## Task goal
Every record should be written out exactly, with the pictures left out.

(Collected data entries)
···
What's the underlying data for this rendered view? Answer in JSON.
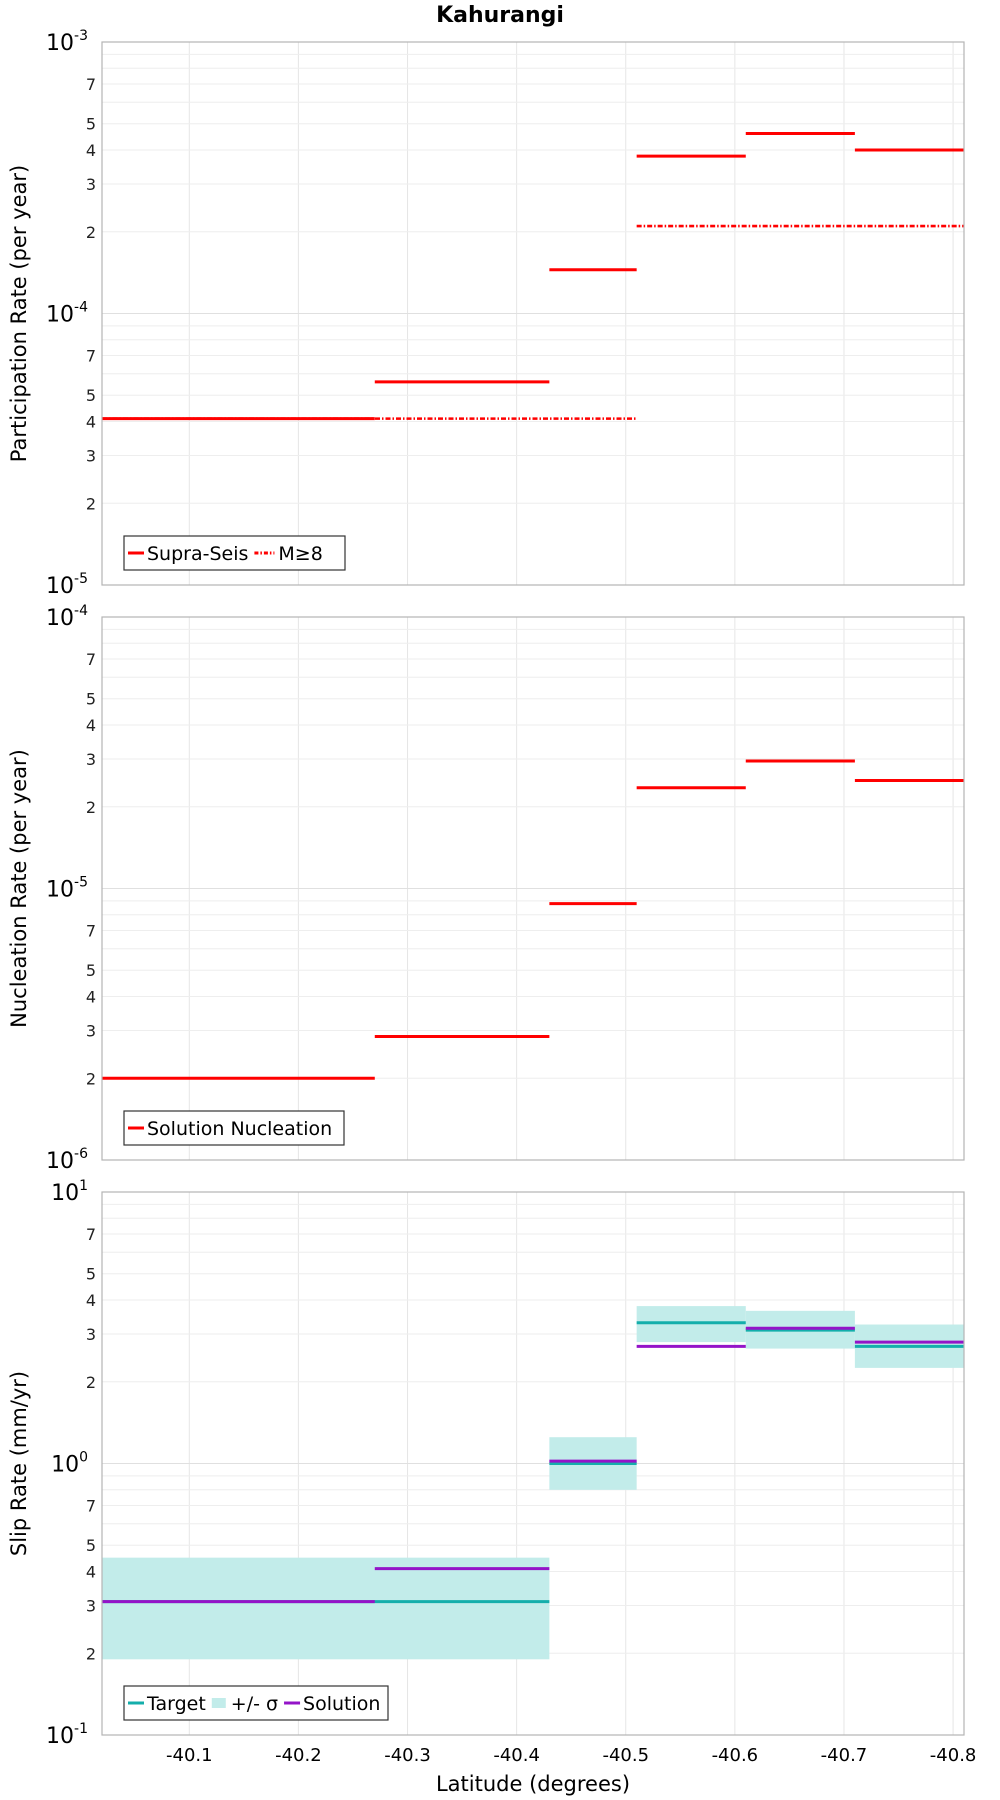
{
  "chart_data": {
    "title": "Kahurangi",
    "xlabel": "Latitude (degrees)",
    "x_ticks": [
      "-40.1",
      "-40.2",
      "-40.3",
      "-40.4",
      "-40.5",
      "-40.6",
      "-40.7",
      "-40.8"
    ],
    "x_tick_values": [
      -40.1,
      -40.2,
      -40.3,
      -40.4,
      -40.5,
      -40.6,
      -40.7,
      -40.8
    ],
    "xlim": [
      -40.02,
      -40.81
    ],
    "panels": [
      {
        "id": "participation",
        "type": "line",
        "ylabel": "Participation Rate (per year)",
        "yscale": "log",
        "ylim": [
          1e-05,
          0.001
        ],
        "major_ticks": [
          {
            "base": "10",
            "exp": "-5",
            "value": 1e-05
          },
          {
            "base": "10",
            "exp": "-4",
            "value": 0.0001
          },
          {
            "base": "10",
            "exp": "-3",
            "value": 0.001
          }
        ],
        "minor_labels": [
          "2",
          "3",
          "4",
          "5",
          "7"
        ],
        "legend": [
          "Supra-Seis",
          "M≥8"
        ],
        "series": [
          {
            "name": "Supra-Seis",
            "style": "solid",
            "color": "#ff0000",
            "segments": [
              {
                "x0": -40.02,
                "x1": -40.27,
                "y": 4.1e-05
              },
              {
                "x0": -40.27,
                "x1": -40.43,
                "y": 5.6e-05
              },
              {
                "x0": -40.43,
                "x1": -40.51,
                "y": 0.000145
              },
              {
                "x0": -40.51,
                "x1": -40.61,
                "y": 0.00038
              },
              {
                "x0": -40.61,
                "x1": -40.71,
                "y": 0.00046
              },
              {
                "x0": -40.71,
                "x1": -40.81,
                "y": 0.0004
              }
            ]
          },
          {
            "name": "M≥8",
            "style": "dashdot",
            "color": "#ff0000",
            "segments": [
              {
                "x0": -40.02,
                "x1": -40.51,
                "y": 4.1e-05
              },
              {
                "x0": -40.51,
                "x1": -40.81,
                "y": 0.00021
              }
            ]
          }
        ]
      },
      {
        "id": "nucleation",
        "type": "line",
        "ylabel": "Nucleation Rate (per year)",
        "yscale": "log",
        "ylim": [
          1e-06,
          0.0001
        ],
        "major_ticks": [
          {
            "base": "10",
            "exp": "-6",
            "value": 1e-06
          },
          {
            "base": "10",
            "exp": "-5",
            "value": 1e-05
          },
          {
            "base": "10",
            "exp": "-4",
            "value": 0.0001
          }
        ],
        "minor_labels": [
          "2",
          "3",
          "4",
          "5",
          "7"
        ],
        "legend": [
          "Solution Nucleation"
        ],
        "series": [
          {
            "name": "Solution Nucleation",
            "style": "solid",
            "color": "#ff0000",
            "segments": [
              {
                "x0": -40.02,
                "x1": -40.27,
                "y": 2e-06
              },
              {
                "x0": -40.27,
                "x1": -40.43,
                "y": 2.85e-06
              },
              {
                "x0": -40.43,
                "x1": -40.51,
                "y": 8.8e-06
              },
              {
                "x0": -40.51,
                "x1": -40.61,
                "y": 2.35e-05
              },
              {
                "x0": -40.61,
                "x1": -40.71,
                "y": 2.95e-05
              },
              {
                "x0": -40.71,
                "x1": -40.81,
                "y": 2.5e-05
              }
            ]
          }
        ]
      },
      {
        "id": "slip",
        "type": "line",
        "ylabel": "Slip Rate (mm/yr)",
        "yscale": "log",
        "ylim": [
          0.1,
          10
        ],
        "major_ticks": [
          {
            "base": "10",
            "exp": "-1",
            "value": 0.1
          },
          {
            "base": "10",
            "exp": "0",
            "value": 1
          },
          {
            "base": "10",
            "exp": "1",
            "value": 10
          }
        ],
        "minor_labels": [
          "2",
          "3",
          "4",
          "5",
          "7"
        ],
        "legend": [
          "Target",
          "+/- σ",
          "Solution"
        ],
        "bands": {
          "name": "+/- σ",
          "color": "#c2ecea",
          "segments": [
            {
              "x0": -40.02,
              "x1": -40.43,
              "lo": 0.19,
              "hi": 0.45
            },
            {
              "x0": -40.43,
              "x1": -40.51,
              "lo": 0.8,
              "hi": 1.25
            },
            {
              "x0": -40.51,
              "x1": -40.61,
              "lo": 2.8,
              "hi": 3.8
            },
            {
              "x0": -40.61,
              "x1": -40.71,
              "lo": 2.65,
              "hi": 3.65
            },
            {
              "x0": -40.71,
              "x1": -40.81,
              "lo": 2.25,
              "hi": 3.25
            }
          ]
        },
        "series": [
          {
            "name": "Target",
            "style": "solid",
            "color": "#14aeab",
            "segments": [
              {
                "x0": -40.02,
                "x1": -40.43,
                "y": 0.31
              },
              {
                "x0": -40.43,
                "x1": -40.51,
                "y": 1.0
              },
              {
                "x0": -40.51,
                "x1": -40.61,
                "y": 3.3
              },
              {
                "x0": -40.61,
                "x1": -40.71,
                "y": 3.1
              },
              {
                "x0": -40.71,
                "x1": -40.81,
                "y": 2.7
              }
            ]
          },
          {
            "name": "Solution",
            "style": "solid",
            "color": "#9414c8",
            "segments": [
              {
                "x0": -40.02,
                "x1": -40.27,
                "y": 0.31
              },
              {
                "x0": -40.27,
                "x1": -40.43,
                "y": 0.41
              },
              {
                "x0": -40.43,
                "x1": -40.51,
                "y": 1.02
              },
              {
                "x0": -40.51,
                "x1": -40.61,
                "y": 2.7
              },
              {
                "x0": -40.61,
                "x1": -40.71,
                "y": 3.15
              },
              {
                "x0": -40.71,
                "x1": -40.81,
                "y": 2.8
              }
            ]
          }
        ]
      }
    ]
  }
}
···
## Response to the task
What's the underlying data for this rendered view? Answer in JSON.
{
  "chart_data": {
    "title": "Kahurangi",
    "xlabel": "Latitude (degrees)",
    "x_ticks": [
      "-40.1",
      "-40.2",
      "-40.3",
      "-40.4",
      "-40.5",
      "-40.6",
      "-40.7",
      "-40.8"
    ],
    "x_tick_values": [
      -40.1,
      -40.2,
      -40.3,
      -40.4,
      -40.5,
      -40.6,
      -40.7,
      -40.8
    ],
    "xlim": [
      -40.02,
      -40.81
    ],
    "panels": [
      {
        "id": "participation",
        "type": "line",
        "ylabel": "Participation Rate (per year)",
        "yscale": "log",
        "ylim": [
          1e-05,
          0.001
        ],
        "major_ticks": [
          {
            "base": "10",
            "exp": "-5",
            "value": 1e-05
          },
          {
            "base": "10",
            "exp": "-4",
            "value": 0.0001
          },
          {
            "base": "10",
            "exp": "-3",
            "value": 0.001
          }
        ],
        "minor_labels": [
          "2",
          "3",
          "4",
          "5",
          "7"
        ],
        "legend": [
          "Supra-Seis",
          "M≥8"
        ],
        "series": [
          {
            "name": "Supra-Seis",
            "style": "solid",
            "color": "#ff0000",
            "segments": [
              {
                "x0": -40.02,
                "x1": -40.27,
                "y": 4.1e-05
              },
              {
                "x0": -40.27,
                "x1": -40.43,
                "y": 5.6e-05
              },
              {
                "x0": -40.43,
                "x1": -40.51,
                "y": 0.000145
              },
              {
                "x0": -40.51,
                "x1": -40.61,
                "y": 0.00038
              },
              {
                "x0": -40.61,
                "x1": -40.71,
                "y": 0.00046
              },
              {
                "x0": -40.71,
                "x1": -40.81,
                "y": 0.0004
              }
            ]
          },
          {
            "name": "M≥8",
            "style": "dashdot",
            "color": "#ff0000",
            "segments": [
              {
                "x0": -40.02,
                "x1": -40.51,
                "y": 4.1e-05
              },
              {
                "x0": -40.51,
                "x1": -40.81,
                "y": 0.00021
              }
            ]
          }
        ]
      },
      {
        "id": "nucleation",
        "type": "line",
        "ylabel": "Nucleation Rate (per year)",
        "yscale": "log",
        "ylim": [
          1e-06,
          0.0001
        ],
        "major_ticks": [
          {
            "base": "10",
            "exp": "-6",
            "value": 1e-06
          },
          {
            "base": "10",
            "exp": "-5",
            "value": 1e-05
          },
          {
            "base": "10",
            "exp": "-4",
            "value": 0.0001
          }
        ],
        "minor_labels": [
          "2",
          "3",
          "4",
          "5",
          "7"
        ],
        "legend": [
          "Solution Nucleation"
        ],
        "series": [
          {
            "name": "Solution Nucleation",
            "style": "solid",
            "color": "#ff0000",
            "segments": [
              {
                "x0": -40.02,
                "x1": -40.27,
                "y": 2e-06
              },
              {
                "x0": -40.27,
                "x1": -40.43,
                "y": 2.85e-06
              },
              {
                "x0": -40.43,
                "x1": -40.51,
                "y": 8.8e-06
              },
              {
                "x0": -40.51,
                "x1": -40.61,
                "y": 2.35e-05
              },
              {
                "x0": -40.61,
                "x1": -40.71,
                "y": 2.95e-05
              },
              {
                "x0": -40.71,
                "x1": -40.81,
                "y": 2.5e-05
              }
            ]
          }
        ]
      },
      {
        "id": "slip",
        "type": "line",
        "ylabel": "Slip Rate (mm/yr)",
        "yscale": "log",
        "ylim": [
          0.1,
          10
        ],
        "major_ticks": [
          {
            "base": "10",
            "exp": "-1",
            "value": 0.1
          },
          {
            "base": "10",
            "exp": "0",
            "value": 1
          },
          {
            "base": "10",
            "exp": "1",
            "value": 10
          }
        ],
        "minor_labels": [
          "2",
          "3",
          "4",
          "5",
          "7"
        ],
        "legend": [
          "Target",
          "+/- σ",
          "Solution"
        ],
        "bands": {
          "name": "+/- σ",
          "color": "#c2ecea",
          "segments": [
            {
              "x0": -40.02,
              "x1": -40.43,
              "lo": 0.19,
              "hi": 0.45
            },
            {
              "x0": -40.43,
              "x1": -40.51,
              "lo": 0.8,
              "hi": 1.25
            },
            {
              "x0": -40.51,
              "x1": -40.61,
              "lo": 2.8,
              "hi": 3.8
            },
            {
              "x0": -40.61,
              "x1": -40.71,
              "lo": 2.65,
              "hi": 3.65
            },
            {
              "x0": -40.71,
              "x1": -40.81,
              "lo": 2.25,
              "hi": 3.25
            }
          ]
        },
        "series": [
          {
            "name": "Target",
            "style": "solid",
            "color": "#14aeab",
            "segments": [
              {
                "x0": -40.02,
                "x1": -40.43,
                "y": 0.31
              },
              {
                "x0": -40.43,
                "x1": -40.51,
                "y": 1.0
              },
              {
                "x0": -40.51,
                "x1": -40.61,
                "y": 3.3
              },
              {
                "x0": -40.61,
                "x1": -40.71,
                "y": 3.1
              },
              {
                "x0": -40.71,
                "x1": -40.81,
                "y": 2.7
              }
            ]
          },
          {
            "name": "Solution",
            "style": "solid",
            "color": "#9414c8",
            "segments": [
              {
                "x0": -40.02,
                "x1": -40.27,
                "y": 0.31
              },
              {
                "x0": -40.27,
                "x1": -40.43,
                "y": 0.41
              },
              {
                "x0": -40.43,
                "x1": -40.51,
                "y": 1.02
              },
              {
                "x0": -40.51,
                "x1": -40.61,
                "y": 2.7
              },
              {
                "x0": -40.61,
                "x1": -40.71,
                "y": 3.15
              },
              {
                "x0": -40.71,
                "x1": -40.81,
                "y": 2.8
              }
            ]
          }
        ]
      }
    ]
  }
}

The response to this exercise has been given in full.